TASK MATERIAL:
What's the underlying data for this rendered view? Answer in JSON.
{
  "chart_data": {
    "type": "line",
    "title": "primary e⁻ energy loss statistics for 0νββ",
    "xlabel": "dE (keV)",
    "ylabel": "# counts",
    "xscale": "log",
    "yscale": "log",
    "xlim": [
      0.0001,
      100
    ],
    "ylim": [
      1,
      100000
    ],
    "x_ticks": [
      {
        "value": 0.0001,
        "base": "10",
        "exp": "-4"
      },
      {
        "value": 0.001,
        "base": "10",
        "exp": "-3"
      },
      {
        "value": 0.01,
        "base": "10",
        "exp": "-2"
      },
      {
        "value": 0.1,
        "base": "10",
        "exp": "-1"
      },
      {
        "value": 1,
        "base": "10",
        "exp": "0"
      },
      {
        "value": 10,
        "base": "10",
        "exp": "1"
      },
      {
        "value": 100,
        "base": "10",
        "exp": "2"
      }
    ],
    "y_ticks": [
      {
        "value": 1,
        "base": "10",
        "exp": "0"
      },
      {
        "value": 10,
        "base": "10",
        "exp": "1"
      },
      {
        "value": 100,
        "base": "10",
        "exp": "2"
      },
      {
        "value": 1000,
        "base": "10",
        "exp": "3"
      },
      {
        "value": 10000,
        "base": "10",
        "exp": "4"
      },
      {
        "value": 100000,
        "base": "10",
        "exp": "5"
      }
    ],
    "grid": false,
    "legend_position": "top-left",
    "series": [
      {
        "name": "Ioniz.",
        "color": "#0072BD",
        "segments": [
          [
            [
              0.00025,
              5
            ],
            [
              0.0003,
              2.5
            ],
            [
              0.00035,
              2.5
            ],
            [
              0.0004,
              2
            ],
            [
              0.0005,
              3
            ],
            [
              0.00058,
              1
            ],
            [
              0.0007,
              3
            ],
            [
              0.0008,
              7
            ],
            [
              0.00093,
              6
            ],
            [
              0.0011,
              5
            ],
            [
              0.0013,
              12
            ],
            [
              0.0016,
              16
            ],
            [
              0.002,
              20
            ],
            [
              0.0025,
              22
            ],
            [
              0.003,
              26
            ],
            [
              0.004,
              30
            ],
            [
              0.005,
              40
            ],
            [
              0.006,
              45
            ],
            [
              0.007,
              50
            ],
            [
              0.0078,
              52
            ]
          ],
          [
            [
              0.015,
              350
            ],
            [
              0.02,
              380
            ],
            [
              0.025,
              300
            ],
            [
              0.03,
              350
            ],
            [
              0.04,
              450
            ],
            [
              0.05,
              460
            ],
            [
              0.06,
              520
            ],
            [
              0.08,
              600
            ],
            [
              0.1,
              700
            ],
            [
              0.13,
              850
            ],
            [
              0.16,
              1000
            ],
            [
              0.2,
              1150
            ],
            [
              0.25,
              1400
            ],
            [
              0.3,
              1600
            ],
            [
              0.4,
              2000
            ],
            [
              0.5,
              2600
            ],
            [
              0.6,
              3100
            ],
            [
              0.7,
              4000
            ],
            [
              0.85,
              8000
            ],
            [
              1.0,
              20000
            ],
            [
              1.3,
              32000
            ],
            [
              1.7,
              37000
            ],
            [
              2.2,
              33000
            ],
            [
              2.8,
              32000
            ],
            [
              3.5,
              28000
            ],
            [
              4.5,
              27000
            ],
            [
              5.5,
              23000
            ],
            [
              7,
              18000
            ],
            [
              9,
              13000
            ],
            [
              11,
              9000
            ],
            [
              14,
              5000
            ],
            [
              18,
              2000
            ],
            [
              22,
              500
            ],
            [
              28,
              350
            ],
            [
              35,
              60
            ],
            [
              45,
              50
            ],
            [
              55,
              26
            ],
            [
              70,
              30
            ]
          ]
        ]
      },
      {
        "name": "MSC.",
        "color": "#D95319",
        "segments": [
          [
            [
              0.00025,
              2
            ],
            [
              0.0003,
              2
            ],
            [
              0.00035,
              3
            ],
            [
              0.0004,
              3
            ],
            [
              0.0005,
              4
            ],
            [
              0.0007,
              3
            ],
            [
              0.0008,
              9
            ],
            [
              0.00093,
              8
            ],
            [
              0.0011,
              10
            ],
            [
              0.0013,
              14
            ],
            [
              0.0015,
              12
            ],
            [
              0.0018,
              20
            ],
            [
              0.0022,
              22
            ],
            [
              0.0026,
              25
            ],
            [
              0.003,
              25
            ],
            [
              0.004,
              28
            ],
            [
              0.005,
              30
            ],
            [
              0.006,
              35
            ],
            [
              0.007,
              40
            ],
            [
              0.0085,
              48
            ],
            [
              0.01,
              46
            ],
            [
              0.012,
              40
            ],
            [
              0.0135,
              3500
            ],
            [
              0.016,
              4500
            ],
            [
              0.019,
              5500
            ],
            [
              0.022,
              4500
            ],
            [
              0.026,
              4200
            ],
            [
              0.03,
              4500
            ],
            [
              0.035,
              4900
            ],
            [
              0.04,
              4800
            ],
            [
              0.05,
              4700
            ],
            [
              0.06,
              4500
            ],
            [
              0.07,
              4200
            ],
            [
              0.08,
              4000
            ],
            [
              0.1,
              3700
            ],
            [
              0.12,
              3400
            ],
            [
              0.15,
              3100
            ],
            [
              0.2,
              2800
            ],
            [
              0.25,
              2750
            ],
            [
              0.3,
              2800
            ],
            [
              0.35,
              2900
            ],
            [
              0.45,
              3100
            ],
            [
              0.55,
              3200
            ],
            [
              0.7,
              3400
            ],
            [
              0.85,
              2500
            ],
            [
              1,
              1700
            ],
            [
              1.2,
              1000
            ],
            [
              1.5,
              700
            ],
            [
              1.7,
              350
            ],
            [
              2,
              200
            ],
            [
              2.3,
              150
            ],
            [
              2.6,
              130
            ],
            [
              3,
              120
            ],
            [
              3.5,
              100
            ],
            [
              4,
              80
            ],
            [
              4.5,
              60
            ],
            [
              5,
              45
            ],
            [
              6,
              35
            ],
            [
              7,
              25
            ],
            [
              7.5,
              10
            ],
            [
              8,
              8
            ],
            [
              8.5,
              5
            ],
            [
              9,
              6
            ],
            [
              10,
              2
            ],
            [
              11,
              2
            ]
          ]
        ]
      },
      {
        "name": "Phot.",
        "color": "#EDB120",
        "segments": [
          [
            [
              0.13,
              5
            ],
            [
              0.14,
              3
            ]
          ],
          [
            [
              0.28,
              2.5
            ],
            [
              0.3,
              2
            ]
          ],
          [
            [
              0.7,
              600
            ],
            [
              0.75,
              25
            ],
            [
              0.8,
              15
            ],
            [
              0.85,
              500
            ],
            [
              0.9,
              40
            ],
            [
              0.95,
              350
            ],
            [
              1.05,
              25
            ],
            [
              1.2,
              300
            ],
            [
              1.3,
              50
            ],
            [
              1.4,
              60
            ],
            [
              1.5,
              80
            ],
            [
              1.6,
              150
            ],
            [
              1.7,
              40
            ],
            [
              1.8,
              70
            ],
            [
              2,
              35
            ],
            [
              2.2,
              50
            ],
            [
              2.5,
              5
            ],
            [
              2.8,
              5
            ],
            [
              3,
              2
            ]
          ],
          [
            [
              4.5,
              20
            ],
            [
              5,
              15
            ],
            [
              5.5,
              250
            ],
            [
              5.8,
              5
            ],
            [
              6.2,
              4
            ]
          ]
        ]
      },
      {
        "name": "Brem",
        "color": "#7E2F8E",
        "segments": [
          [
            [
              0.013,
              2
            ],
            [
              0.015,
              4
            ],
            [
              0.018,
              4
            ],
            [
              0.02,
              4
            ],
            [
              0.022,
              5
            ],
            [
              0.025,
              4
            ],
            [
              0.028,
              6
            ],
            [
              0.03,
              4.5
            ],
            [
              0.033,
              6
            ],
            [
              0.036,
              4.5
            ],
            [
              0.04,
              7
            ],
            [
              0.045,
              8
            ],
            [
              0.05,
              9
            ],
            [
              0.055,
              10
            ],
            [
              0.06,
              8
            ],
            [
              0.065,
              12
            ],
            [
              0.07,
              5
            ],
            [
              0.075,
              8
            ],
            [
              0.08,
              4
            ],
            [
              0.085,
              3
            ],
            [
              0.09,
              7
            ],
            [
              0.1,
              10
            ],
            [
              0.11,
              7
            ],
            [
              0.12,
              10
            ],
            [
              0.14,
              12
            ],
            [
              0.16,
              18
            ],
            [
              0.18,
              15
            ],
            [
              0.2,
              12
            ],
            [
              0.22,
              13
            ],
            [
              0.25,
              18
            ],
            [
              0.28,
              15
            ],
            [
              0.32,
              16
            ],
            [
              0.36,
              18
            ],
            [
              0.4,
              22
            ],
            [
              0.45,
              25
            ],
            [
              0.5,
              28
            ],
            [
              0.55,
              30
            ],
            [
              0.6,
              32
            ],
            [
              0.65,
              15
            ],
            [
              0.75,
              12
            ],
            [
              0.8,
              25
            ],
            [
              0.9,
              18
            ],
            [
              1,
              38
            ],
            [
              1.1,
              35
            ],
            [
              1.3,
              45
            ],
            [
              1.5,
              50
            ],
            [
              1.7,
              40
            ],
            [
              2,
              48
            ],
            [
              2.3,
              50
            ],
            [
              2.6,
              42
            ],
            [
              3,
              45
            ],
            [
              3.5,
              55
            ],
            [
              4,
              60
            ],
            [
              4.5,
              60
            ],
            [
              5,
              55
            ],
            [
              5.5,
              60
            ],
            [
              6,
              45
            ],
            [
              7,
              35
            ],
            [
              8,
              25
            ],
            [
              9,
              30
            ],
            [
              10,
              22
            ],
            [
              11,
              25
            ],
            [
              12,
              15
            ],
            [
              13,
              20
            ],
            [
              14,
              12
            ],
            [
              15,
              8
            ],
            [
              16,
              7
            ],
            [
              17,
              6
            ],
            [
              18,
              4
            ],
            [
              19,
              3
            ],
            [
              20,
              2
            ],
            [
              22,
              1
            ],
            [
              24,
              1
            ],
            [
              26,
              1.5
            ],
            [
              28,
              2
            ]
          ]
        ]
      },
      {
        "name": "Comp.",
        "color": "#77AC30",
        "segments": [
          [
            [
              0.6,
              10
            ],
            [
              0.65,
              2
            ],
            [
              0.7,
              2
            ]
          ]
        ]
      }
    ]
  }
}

TASK TO COMPLETE:
State, as a bare number, how many lines of the listing hold the word "name".

ANSWER FOR THE TASK:
5